** Task requirements **
Keep the images out and copy every entry below exactly.

** Record excerpts **
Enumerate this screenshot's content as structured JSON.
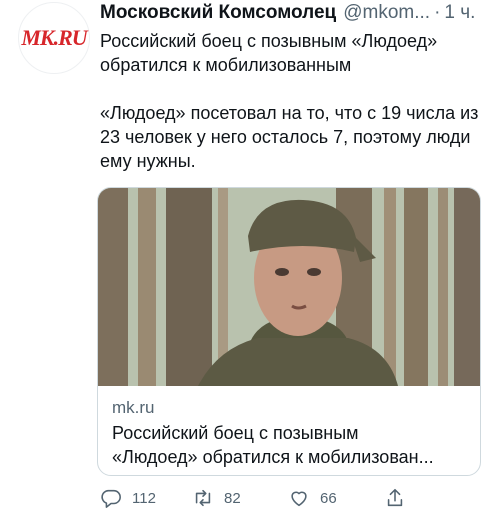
{
  "tweet": {
    "author_name": "Московский Комсомолец",
    "author_handle": "@mkom...",
    "separator": "·",
    "time": "1 ч.",
    "avatar_logo": "MK.RU",
    "text": "Российский боец с позывным «Людоед» обратился к мобилизованным\n\n«Людоед» посетовал на то, что с 19 числа из 23 человек у него осталось 7, поэтому люди ему нужны."
  },
  "card": {
    "domain": "mk.ru",
    "title_line1": "Российский боец с позывным",
    "title_line2": "«Людоед» обратился к мобилизован..."
  },
  "actions": {
    "replies": "112",
    "retweets": "82",
    "likes": "66"
  },
  "colors": {
    "text": "#0f1419",
    "secondary": "#536471",
    "border": "#cfd9de",
    "brand_red": "#d7262b"
  },
  "icons": [
    "reply-icon",
    "retweet-icon",
    "like-icon",
    "share-icon"
  ]
}
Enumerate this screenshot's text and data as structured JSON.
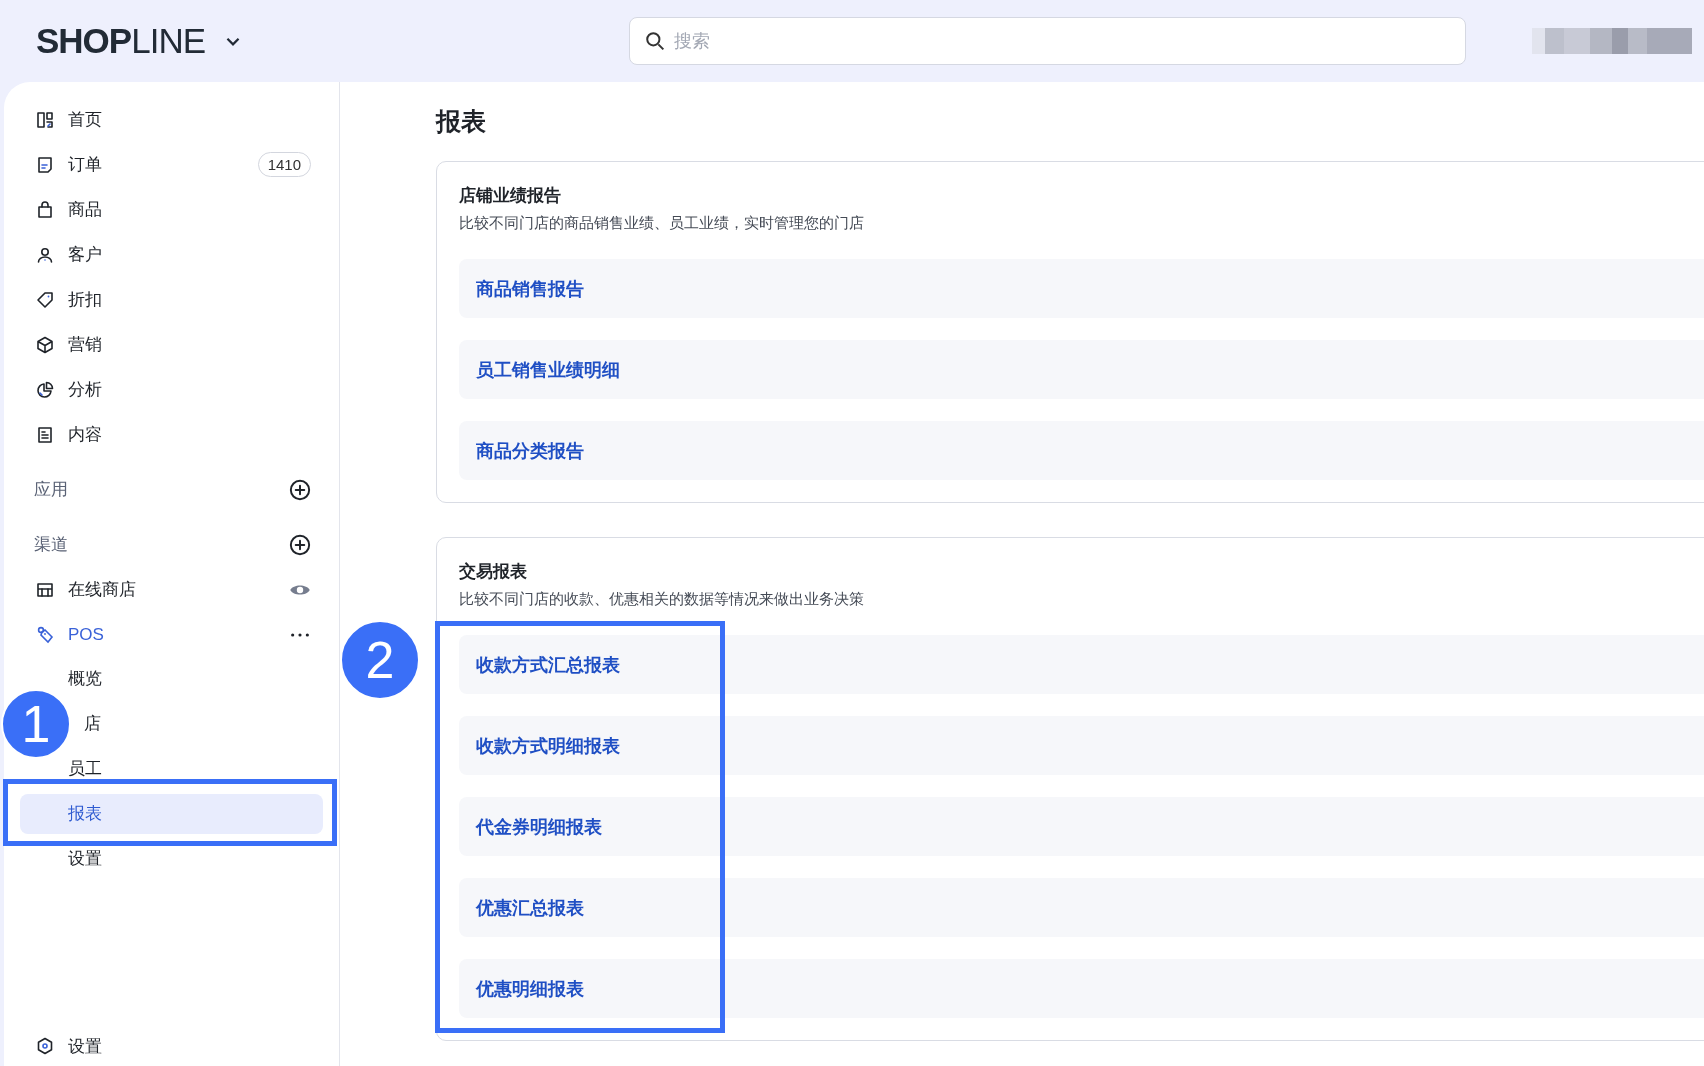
{
  "header": {
    "logo": "**SHOP**LINE",
    "search": {
      "placeholder": "搜索"
    }
  },
  "sidebar": {
    "items": [
      {
        "label": "首页"
      },
      {
        "label": "订单",
        "badge": "1410"
      },
      {
        "label": "商品"
      },
      {
        "label": "客户"
      },
      {
        "label": "折扣"
      },
      {
        "label": "营销"
      },
      {
        "label": "分析"
      },
      {
        "label": "内容"
      }
    ],
    "sections": [
      {
        "title": "应用"
      },
      {
        "title": "渠道",
        "items": [
          {
            "label": "在线商店",
            "expanded": false
          },
          {
            "label": "POS",
            "expanded": true,
            "children": [
              {
                "label": "概览",
                "kind": "whole",
                "selected": false
              },
              {
                "label": "店",
                "kind": "cut",
                "selected": false
              },
              {
                "label": "员工",
                "kind": "whole",
                "selected": false
              },
              {
                "label": "报表",
                "kind": "whole",
                "selected": true
              },
              {
                "label": "设置",
                "kind": "whole",
                "selected": false
              }
            ]
          }
        ]
      }
    ],
    "footer": {
      "label": "设置"
    }
  },
  "page": {
    "title": "报表",
    "cards": [
      {
        "title": "店铺业绩报告",
        "description": "比较不同门店的商品销售业绩、员工业绩，实时管理您的门店",
        "links": [
          "商品销售报告",
          "员工销售业绩明细",
          "商品分类报告"
        ]
      },
      {
        "title": "交易报表",
        "description": "比较不同门店的收款、优惠相关的数据等情况来做出业务决策",
        "links": [
          "收款方式汇总报表",
          "收款方式明细报表",
          "代金券明细报表",
          "优惠汇总报表",
          "优惠明细报表"
        ]
      }
    ]
  },
  "annotations": [
    {
      "label": "1"
    },
    {
      "label": "2"
    }
  ]
}
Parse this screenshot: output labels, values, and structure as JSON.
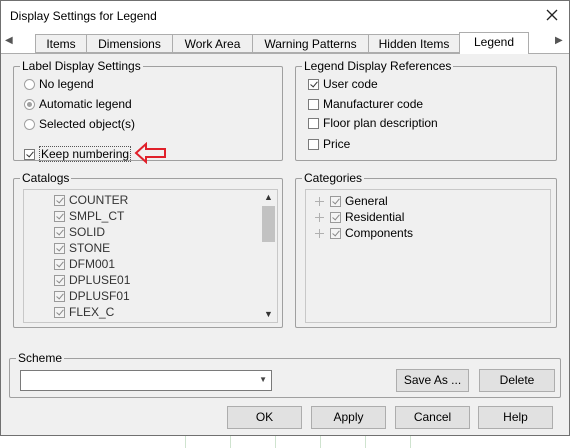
{
  "window": {
    "title": "Display Settings for Legend"
  },
  "tabs": [
    {
      "label": "Items",
      "active": false
    },
    {
      "label": "Dimensions",
      "active": false
    },
    {
      "label": "Work Area",
      "active": false
    },
    {
      "label": "Warning Patterns",
      "active": false
    },
    {
      "label": "Hidden Items",
      "active": false
    },
    {
      "label": "Legend",
      "active": true
    }
  ],
  "label_display": {
    "title": "Label Display Settings",
    "options": [
      {
        "label": "No legend",
        "selected": false
      },
      {
        "label": "Automatic legend",
        "selected": true
      },
      {
        "label": "Selected object(s)",
        "selected": false
      }
    ],
    "keep_numbering": {
      "label": "Keep numbering",
      "checked": true
    }
  },
  "legend_refs": {
    "title": "Legend Display References",
    "items": [
      {
        "label": "User code",
        "checked": true
      },
      {
        "label": "Manufacturer code",
        "checked": false
      },
      {
        "label": "Floor plan description",
        "checked": false
      },
      {
        "label": "Price",
        "checked": false
      }
    ]
  },
  "catalogs": {
    "title": "Catalogs",
    "items": [
      "COUNTER",
      "SMPL_CT",
      "SOLID",
      "STONE",
      "DFM001",
      "DPLUSE01",
      "DPLUSF01",
      "FLEX_C"
    ]
  },
  "categories": {
    "title": "Categories",
    "items": [
      "General",
      "Residential",
      "Components"
    ]
  },
  "scheme": {
    "title": "Scheme",
    "value": "",
    "save_as": "Save As ...",
    "delete": "Delete"
  },
  "footer": {
    "ok": "OK",
    "apply": "Apply",
    "cancel": "Cancel",
    "help": "Help"
  },
  "colors": {
    "callout_arrow": "#e0202a"
  }
}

** Solution for this task **
Enumerate this screenshot's content as structured JSON.
{
  "tweet": {
    "author_name": "Московский Комсомолец",
    "author_handle": "@mkom...",
    "separator": "·",
    "time": "1 ч.",
    "avatar_logo": "MK.RU",
    "text": "Российский боец с позывным «Людоед» обратился к мобилизованным\n\n«Людоед» посетовал на то, что с 19 числа из 23 человек у него осталось 7, поэтому люди ему нужны."
  },
  "card": {
    "domain": "mk.ru",
    "title_line1": "Российский боец с позывным",
    "title_line2": "«Людоед» обратился к мобилизован..."
  },
  "actions": {
    "replies": "112",
    "retweets": "82",
    "likes": "66"
  },
  "colors": {
    "text": "#0f1419",
    "secondary": "#536471",
    "border": "#cfd9de",
    "brand_red": "#d7262b"
  },
  "icons": [
    "reply-icon",
    "retweet-icon",
    "like-icon",
    "share-icon"
  ]
}
Enumerate this screenshot's text and data as structured JSON.
{
  "header": {
    "logo": "**SHOP**LINE",
    "search": {
      "placeholder": "搜索"
    }
  },
  "sidebar": {
    "items": [
      {
        "label": "首页"
      },
      {
        "label": "订单",
        "badge": "1410"
      },
      {
        "label": "商品"
      },
      {
        "label": "客户"
      },
      {
        "label": "折扣"
      },
      {
        "label": "营销"
      },
      {
        "label": "分析"
      },
      {
        "label": "内容"
      }
    ],
    "sections": [
      {
        "title": "应用"
      },
      {
        "title": "渠道",
        "items": [
          {
            "label": "在线商店",
            "expanded": false
          },
          {
            "label": "POS",
            "expanded": true,
            "children": [
              {
                "label": "概览",
                "kind": "whole",
                "selected": false
              },
              {
                "label": "店",
                "kind": "cut",
                "selected": false
              },
              {
                "label": "员工",
                "kind": "whole",
                "selected": false
              },
              {
                "label": "报表",
                "kind": "whole",
                "selected": true
              },
              {
                "label": "设置",
                "kind": "whole",
                "selected": false
              }
            ]
          }
        ]
      }
    ],
    "footer": {
      "label": "设置"
    }
  },
  "page": {
    "title": "报表",
    "cards": [
      {
        "title": "店铺业绩报告",
        "description": "比较不同门店的商品销售业绩、员工业绩，实时管理您的门店",
        "links": [
          "商品销售报告",
          "员工销售业绩明细",
          "商品分类报告"
        ]
      },
      {
        "title": "交易报表",
        "description": "比较不同门店的收款、优惠相关的数据等情况来做出业务决策",
        "links": [
          "收款方式汇总报表",
          "收款方式明细报表",
          "代金券明细报表",
          "优惠汇总报表",
          "优惠明细报表"
        ]
      }
    ]
  },
  "annotations": [
    {
      "label": "1"
    },
    {
      "label": "2"
    }
  ]
}
Parse this screenshot: output labels, values, and structure as JSON.
{
  "window": {
    "title": "Display Settings for Legend"
  },
  "tabs": [
    {
      "label": "Items",
      "active": false
    },
    {
      "label": "Dimensions",
      "active": false
    },
    {
      "label": "Work Area",
      "active": false
    },
    {
      "label": "Warning Patterns",
      "active": false
    },
    {
      "label": "Hidden Items",
      "active": false
    },
    {
      "label": "Legend",
      "active": true
    }
  ],
  "label_display": {
    "title": "Label Display Settings",
    "options": [
      {
        "label": "No legend",
        "selected": false
      },
      {
        "label": "Automatic legend",
        "selected": true
      },
      {
        "label": "Selected object(s)",
        "selected": false
      }
    ],
    "keep_numbering": {
      "label": "Keep numbering",
      "checked": true
    }
  },
  "legend_refs": {
    "title": "Legend Display References",
    "items": [
      {
        "label": "User code",
        "checked": true
      },
      {
        "label": "Manufacturer code",
        "checked": false
      },
      {
        "label": "Floor plan description",
        "checked": false
      },
      {
        "label": "Price",
        "checked": false
      }
    ]
  },
  "catalogs": {
    "title": "Catalogs",
    "items": [
      "COUNTER",
      "SMPL_CT",
      "SOLID",
      "STONE",
      "DFM001",
      "DPLUSE01",
      "DPLUSF01",
      "FLEX_C"
    ]
  },
  "categories": {
    "title": "Categories",
    "items": [
      "General",
      "Residential",
      "Components"
    ]
  },
  "scheme": {
    "title": "Scheme",
    "value": "",
    "save_as": "Save As ...",
    "delete": "Delete"
  },
  "footer": {
    "ok": "OK",
    "apply": "Apply",
    "cancel": "Cancel",
    "help": "Help"
  },
  "colors": {
    "callout_arrow": "#e0202a"
  }
}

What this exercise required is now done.